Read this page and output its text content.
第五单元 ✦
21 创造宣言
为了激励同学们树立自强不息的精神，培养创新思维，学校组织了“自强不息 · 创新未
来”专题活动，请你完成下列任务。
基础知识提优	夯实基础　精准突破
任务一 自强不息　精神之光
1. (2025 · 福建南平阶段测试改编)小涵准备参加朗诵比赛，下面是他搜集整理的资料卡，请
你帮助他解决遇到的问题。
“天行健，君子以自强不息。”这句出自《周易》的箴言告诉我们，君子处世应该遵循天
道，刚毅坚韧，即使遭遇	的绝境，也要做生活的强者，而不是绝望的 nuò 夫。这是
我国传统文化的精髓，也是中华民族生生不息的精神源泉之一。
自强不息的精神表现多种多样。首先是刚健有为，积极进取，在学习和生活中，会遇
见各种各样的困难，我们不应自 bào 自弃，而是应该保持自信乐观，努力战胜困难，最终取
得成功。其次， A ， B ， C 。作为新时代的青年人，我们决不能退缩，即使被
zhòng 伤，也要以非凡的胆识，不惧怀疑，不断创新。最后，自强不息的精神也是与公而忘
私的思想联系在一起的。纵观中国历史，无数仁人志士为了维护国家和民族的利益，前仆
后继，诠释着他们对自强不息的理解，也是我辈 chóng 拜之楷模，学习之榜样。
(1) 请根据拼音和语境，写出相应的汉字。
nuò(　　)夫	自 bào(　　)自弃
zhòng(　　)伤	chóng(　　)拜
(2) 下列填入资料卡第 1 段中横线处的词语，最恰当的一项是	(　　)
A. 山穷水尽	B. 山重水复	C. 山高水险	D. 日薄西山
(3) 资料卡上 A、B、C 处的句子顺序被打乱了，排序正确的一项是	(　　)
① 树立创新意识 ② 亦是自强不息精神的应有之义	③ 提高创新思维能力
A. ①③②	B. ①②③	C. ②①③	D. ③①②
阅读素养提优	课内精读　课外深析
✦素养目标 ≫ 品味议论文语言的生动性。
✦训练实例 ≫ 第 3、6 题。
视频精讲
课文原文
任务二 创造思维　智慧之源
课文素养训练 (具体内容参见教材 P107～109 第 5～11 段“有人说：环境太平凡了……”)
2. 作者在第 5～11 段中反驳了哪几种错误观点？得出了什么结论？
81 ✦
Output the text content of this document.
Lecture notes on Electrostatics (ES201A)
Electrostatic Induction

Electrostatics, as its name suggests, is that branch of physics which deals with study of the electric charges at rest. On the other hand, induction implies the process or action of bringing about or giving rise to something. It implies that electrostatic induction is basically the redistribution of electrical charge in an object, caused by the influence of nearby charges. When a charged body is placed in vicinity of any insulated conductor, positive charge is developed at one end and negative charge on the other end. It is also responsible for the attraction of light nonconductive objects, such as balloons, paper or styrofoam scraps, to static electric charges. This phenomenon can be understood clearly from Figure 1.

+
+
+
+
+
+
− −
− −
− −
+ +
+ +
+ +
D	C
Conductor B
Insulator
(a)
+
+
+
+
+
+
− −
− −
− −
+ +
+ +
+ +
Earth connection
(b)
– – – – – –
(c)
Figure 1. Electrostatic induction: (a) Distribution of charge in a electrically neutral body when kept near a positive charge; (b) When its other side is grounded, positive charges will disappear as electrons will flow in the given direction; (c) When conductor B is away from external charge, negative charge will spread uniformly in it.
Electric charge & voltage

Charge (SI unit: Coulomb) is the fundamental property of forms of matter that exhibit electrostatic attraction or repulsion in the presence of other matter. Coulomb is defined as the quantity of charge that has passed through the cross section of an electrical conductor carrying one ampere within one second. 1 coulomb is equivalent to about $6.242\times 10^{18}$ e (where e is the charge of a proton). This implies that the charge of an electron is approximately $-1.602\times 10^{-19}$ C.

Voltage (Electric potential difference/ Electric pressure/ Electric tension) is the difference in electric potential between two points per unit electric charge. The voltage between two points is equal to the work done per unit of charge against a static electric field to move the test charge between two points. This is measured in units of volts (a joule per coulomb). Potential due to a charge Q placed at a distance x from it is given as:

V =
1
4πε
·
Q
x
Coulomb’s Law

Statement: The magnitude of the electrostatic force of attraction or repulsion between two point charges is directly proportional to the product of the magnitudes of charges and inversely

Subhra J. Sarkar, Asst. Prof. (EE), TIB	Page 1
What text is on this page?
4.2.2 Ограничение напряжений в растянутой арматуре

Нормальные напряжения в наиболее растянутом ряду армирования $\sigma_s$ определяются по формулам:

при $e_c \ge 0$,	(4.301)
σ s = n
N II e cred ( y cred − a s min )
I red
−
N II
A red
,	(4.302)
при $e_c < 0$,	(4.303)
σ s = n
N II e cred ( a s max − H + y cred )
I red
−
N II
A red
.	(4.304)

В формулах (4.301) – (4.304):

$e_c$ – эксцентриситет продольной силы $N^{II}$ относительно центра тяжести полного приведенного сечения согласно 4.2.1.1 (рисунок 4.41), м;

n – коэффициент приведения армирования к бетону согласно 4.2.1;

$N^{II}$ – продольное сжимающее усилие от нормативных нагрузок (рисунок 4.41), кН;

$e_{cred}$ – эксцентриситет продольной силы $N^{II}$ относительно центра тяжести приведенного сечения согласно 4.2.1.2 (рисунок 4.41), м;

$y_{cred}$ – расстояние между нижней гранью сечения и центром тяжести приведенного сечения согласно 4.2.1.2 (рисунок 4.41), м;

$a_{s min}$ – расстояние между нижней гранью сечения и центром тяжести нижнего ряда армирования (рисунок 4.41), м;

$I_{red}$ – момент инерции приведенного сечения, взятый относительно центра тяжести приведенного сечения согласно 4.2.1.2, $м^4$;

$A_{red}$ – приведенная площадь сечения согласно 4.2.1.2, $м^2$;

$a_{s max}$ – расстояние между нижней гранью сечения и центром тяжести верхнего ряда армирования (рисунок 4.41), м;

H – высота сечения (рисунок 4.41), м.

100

————————

*Task to carry out:* Search the data above for the string "chóng" and return every line that has it.

*The output:*
后继，诠释着他们对自强不息的理解，也是我辈 chóng 拜之楷模，学习之榜样。
zhòng(　　)伤	chóng(　　)拜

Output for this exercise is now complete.